▶ **SHORT EXERCISE**
Every entry should be repeated exactly. Omit the pictures.

▶ **PROVIDED DATA**
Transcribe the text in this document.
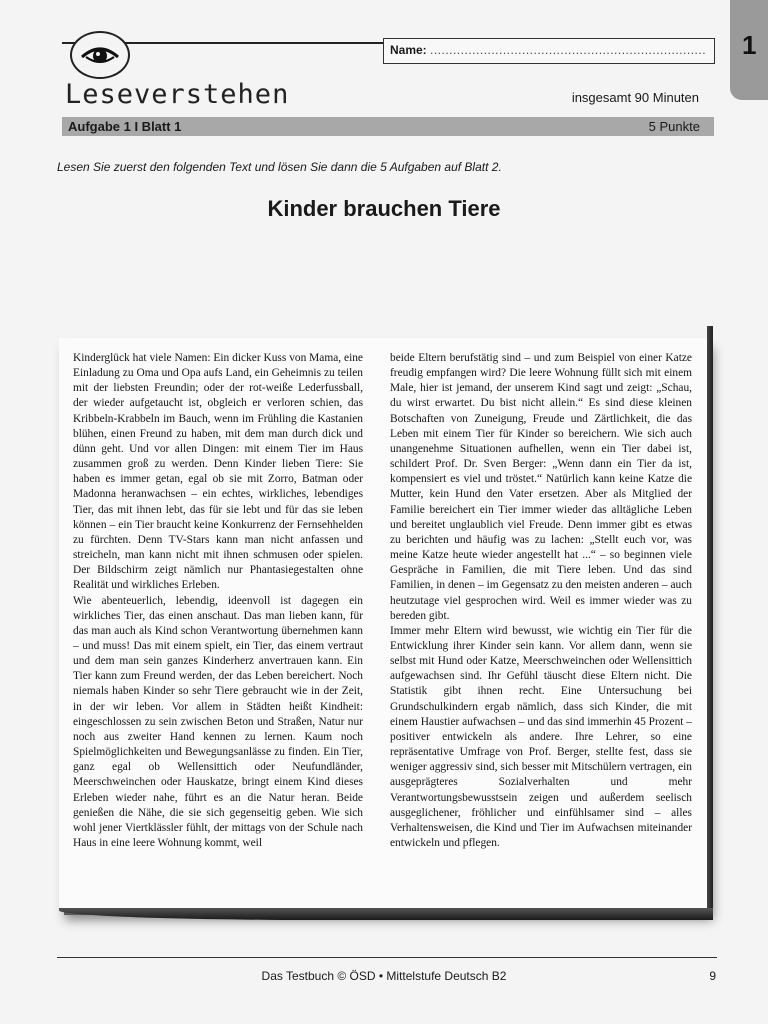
1
Name: ........................................................................
Leseverstehen	insgesamt 90 Minuten
Aufgabe 1 I Blatt 1	5 Punkte
Lesen Sie zuerst den folgenden Text und lösen Sie dann die 5 Aufgaben auf Blatt 2.
Kinder brauchen Tiere

Kinderglück hat viele Namen: Ein dicker Kuss von Mama, eine Einladung zu Oma und Opa aufs Land, ein Geheimnis zu teilen mit der liebsten Freundin; oder der rot-weiße Lederfussball, der wieder aufgetaucht ist, obgleich er verloren schien, das Kribbeln-Krabbeln im Bauch, wenn im Frühling die Kastanien blühen, einen Freund zu haben, mit dem man durch dick und dünn geht. Und vor allen Dingen: mit einem Tier im Haus zusammen groß zu werden. Denn Kinder lieben Tiere: Sie haben es immer getan, egal ob sie mit Zorro, Batman oder Madonna heranwachsen – ein echtes, wirkliches, lebendiges Tier, das mit ihnen lebt, das für sie lebt und für das sie leben können – ein Tier braucht keine Konkurrenz der Fernsehhelden zu fürchten. Denn TV-Stars kann man nicht anfassen und streicheln, man kann nicht mit ihnen schmusen oder spielen. Der Bildschirm zeigt nämlich nur Phantasiegestalten ohne Realität und wirkliches Erleben.

Wie abenteuerlich, lebendig, ideenvoll ist dagegen ein wirkliches Tier, das einen anschaut. Das man lieben kann, für das man auch als Kind schon Verantwortung übernehmen kann – und muss! Das mit einem spielt, ein Tier, das einem vertraut und dem man sein ganzes Kinderherz anvertrauen kann. Ein Tier kann zum Freund werden, der das Leben bereichert. Noch niemals haben Kinder so sehr Tiere gebraucht wie in der Zeit, in der wir leben. Vor allem in Städten heißt Kindheit: eingeschlossen zu sein zwischen Beton und Straßen, Natur nur noch aus zweiter Hand kennen zu lernen. Kaum noch Spielmöglichkeiten und Bewegungsanlässe zu finden. Ein Tier, ganz egal ob Wellensittich oder Neufundländer, Meerschweinchen oder Hauskatze, bringt einem Kind dieses Erleben wieder nahe, führt es an die Natur heran. Beide genießen die Nähe, die sie sich gegenseitig geben. Wie sich wohl jener Viertklässler fühlt, der mittags von der Schule nach Haus in eine leere Wohnung kommt, weil

beide Eltern berufstätig sind – und zum Beispiel von einer Katze freudig empfangen wird? Die leere Wohnung füllt sich mit einem Male, hier ist jemand, der unserem Kind sagt und zeigt: „Schau, du wirst erwartet. Du bist nicht allein.“ Es sind diese kleinen Botschaften von Zuneigung, Freude und Zärtlichkeit, die das Leben mit einem Tier für Kinder so bereichern. Wie sich auch unangenehme Situationen aufhellen, wenn ein Tier dabei ist, schildert Prof. Dr. Sven Berger: „Wenn dann ein Tier da ist, kompensiert es viel und tröstet.“ Natürlich kann keine Katze die Mutter, kein Hund den Vater ersetzen. Aber als Mitglied der Familie bereichert ein Tier immer wieder das alltägliche Leben und bereitet unglaublich viel Freude. Denn immer gibt es etwas zu berichten und häufig was zu lachen: „Stellt euch vor, was meine Katze heute wieder angestellt hat ...“ – so beginnen viele Gespräche in Familien, die mit Tiere leben. Und das sind Familien, in denen – im Gegensatz zu den meisten anderen – auch heutzutage viel gesprochen wird. Weil es immer wieder was zu bereden gibt.

Immer mehr Eltern wird bewusst, wie wichtig ein Tier für die Entwicklung ihrer Kinder sein kann. Vor allem dann, wenn sie selbst mit Hund oder Katze, Meerschweinchen oder Wellensittich aufgewachsen sind. Ihr Gefühl täuscht diese Eltern nicht. Die Statistik gibt ihnen recht. Eine Untersuchung bei Grundschulkindern ergab nämlich, dass sich Kinder, die mit einem Haustier aufwachsen – und das sind immerhin 45 Prozent – positiver entwickeln als andere. Ihre Lehrer, so eine repräsentative Umfrage von Prof. Berger, stellte fest, dass sie weniger aggressiv sind, sich besser mit Mitschülern vertragen, ein ausgeprägteres Sozialverhalten und mehr Verantwortungsbewusstsein zeigen und außerdem seelisch ausgeglichener, fröhlicher und einfühlsamer sind – alles Verhaltensweisen, die Kind und Tier im Aufwachsen miteinander entwickeln und pflegen.

Das Testbuch © ÖSD • Mittelstufe Deutsch B2	9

▶ **COMPLETE OUTPUT**
Transcribe the text in this document.
1
Name: ........................................................................
Leseverstehen	insgesamt 90 Minuten
Aufgabe 1 I Blatt 1	5 Punkte
Lesen Sie zuerst den folgenden Text und lösen Sie dann die 5 Aufgaben auf Blatt 2.
Kinder brauchen Tiere

Kinderglück hat viele Namen: Ein dicker Kuss von Mama, eine Einladung zu Oma und Opa aufs Land, ein Geheimnis zu teilen mit der liebsten Freundin; oder der rot-weiße Lederfussball, der wieder aufgetaucht ist, obgleich er verloren schien, das Kribbeln-Krabbeln im Bauch, wenn im Frühling die Kastanien blühen, einen Freund zu haben, mit dem man durch dick und dünn geht. Und vor allen Dingen: mit einem Tier im Haus zusammen groß zu werden. Denn Kinder lieben Tiere: Sie haben es immer getan, egal ob sie mit Zorro, Batman oder Madonna heranwachsen – ein echtes, wirkliches, lebendiges Tier, das mit ihnen lebt, das für sie lebt und für das sie leben können – ein Tier braucht keine Konkurrenz der Fernsehhelden zu fürchten. Denn TV-Stars kann man nicht anfassen und streicheln, man kann nicht mit ihnen schmusen oder spielen. Der Bildschirm zeigt nämlich nur Phantasiegestalten ohne Realität und wirkliches Erleben.

Wie abenteuerlich, lebendig, ideenvoll ist dagegen ein wirkliches Tier, das einen anschaut. Das man lieben kann, für das man auch als Kind schon Verantwortung übernehmen kann – und muss! Das mit einem spielt, ein Tier, das einem vertraut und dem man sein ganzes Kinderherz anvertrauen kann. Ein Tier kann zum Freund werden, der das Leben bereichert. Noch niemals haben Kinder so sehr Tiere gebraucht wie in der Zeit, in der wir leben. Vor allem in Städten heißt Kindheit: eingeschlossen zu sein zwischen Beton und Straßen, Natur nur noch aus zweiter Hand kennen zu lernen. Kaum noch Spielmöglichkeiten und Bewegungsanlässe zu finden. Ein Tier, ganz egal ob Wellensittich oder Neufundländer, Meerschweinchen oder Hauskatze, bringt einem Kind dieses Erleben wieder nahe, führt es an die Natur heran. Beide genießen die Nähe, die sie sich gegenseitig geben. Wie sich wohl jener Viertklässler fühlt, der mittags von der Schule nach Haus in eine leere Wohnung kommt, weil

beide Eltern berufstätig sind – und zum Beispiel von einer Katze freudig empfangen wird? Die leere Wohnung füllt sich mit einem Male, hier ist jemand, der unserem Kind sagt und zeigt: „Schau, du wirst erwartet. Du bist nicht allein.“ Es sind diese kleinen Botschaften von Zuneigung, Freude und Zärtlichkeit, die das Leben mit einem Tier für Kinder so bereichern. Wie sich auch unangenehme Situationen aufhellen, wenn ein Tier dabei ist, schildert Prof. Dr. Sven Berger: „Wenn dann ein Tier da ist, kompensiert es viel und tröstet.“ Natürlich kann keine Katze die Mutter, kein Hund den Vater ersetzen. Aber als Mitglied der Familie bereichert ein Tier immer wieder das alltägliche Leben und bereitet unglaublich viel Freude. Denn immer gibt es etwas zu berichten und häufig was zu lachen: „Stellt euch vor, was meine Katze heute wieder angestellt hat ...“ – so beginnen viele Gespräche in Familien, die mit Tiere leben. Und das sind Familien, in denen – im Gegensatz zu den meisten anderen – auch heutzutage viel gesprochen wird. Weil es immer wieder was zu bereden gibt.

Immer mehr Eltern wird bewusst, wie wichtig ein Tier für die Entwicklung ihrer Kinder sein kann. Vor allem dann, wenn sie selbst mit Hund oder Katze, Meerschweinchen oder Wellensittich aufgewachsen sind. Ihr Gefühl täuscht diese Eltern nicht. Die Statistik gibt ihnen recht. Eine Untersuchung bei Grundschulkindern ergab nämlich, dass sich Kinder, die mit einem Haustier aufwachsen – und das sind immerhin 45 Prozent – positiver entwickeln als andere. Ihre Lehrer, so eine repräsentative Umfrage von Prof. Berger, stellte fest, dass sie weniger aggressiv sind, sich besser mit Mitschülern vertragen, ein ausgeprägteres Sozialverhalten und mehr Verantwortungsbewusstsein zeigen und außerdem seelisch ausgeglichener, fröhlicher und einfühlsamer sind – alles Verhaltensweisen, die Kind und Tier im Aufwachsen miteinander entwickeln und pflegen.

Das Testbuch © ÖSD • Mittelstufe Deutsch B2	9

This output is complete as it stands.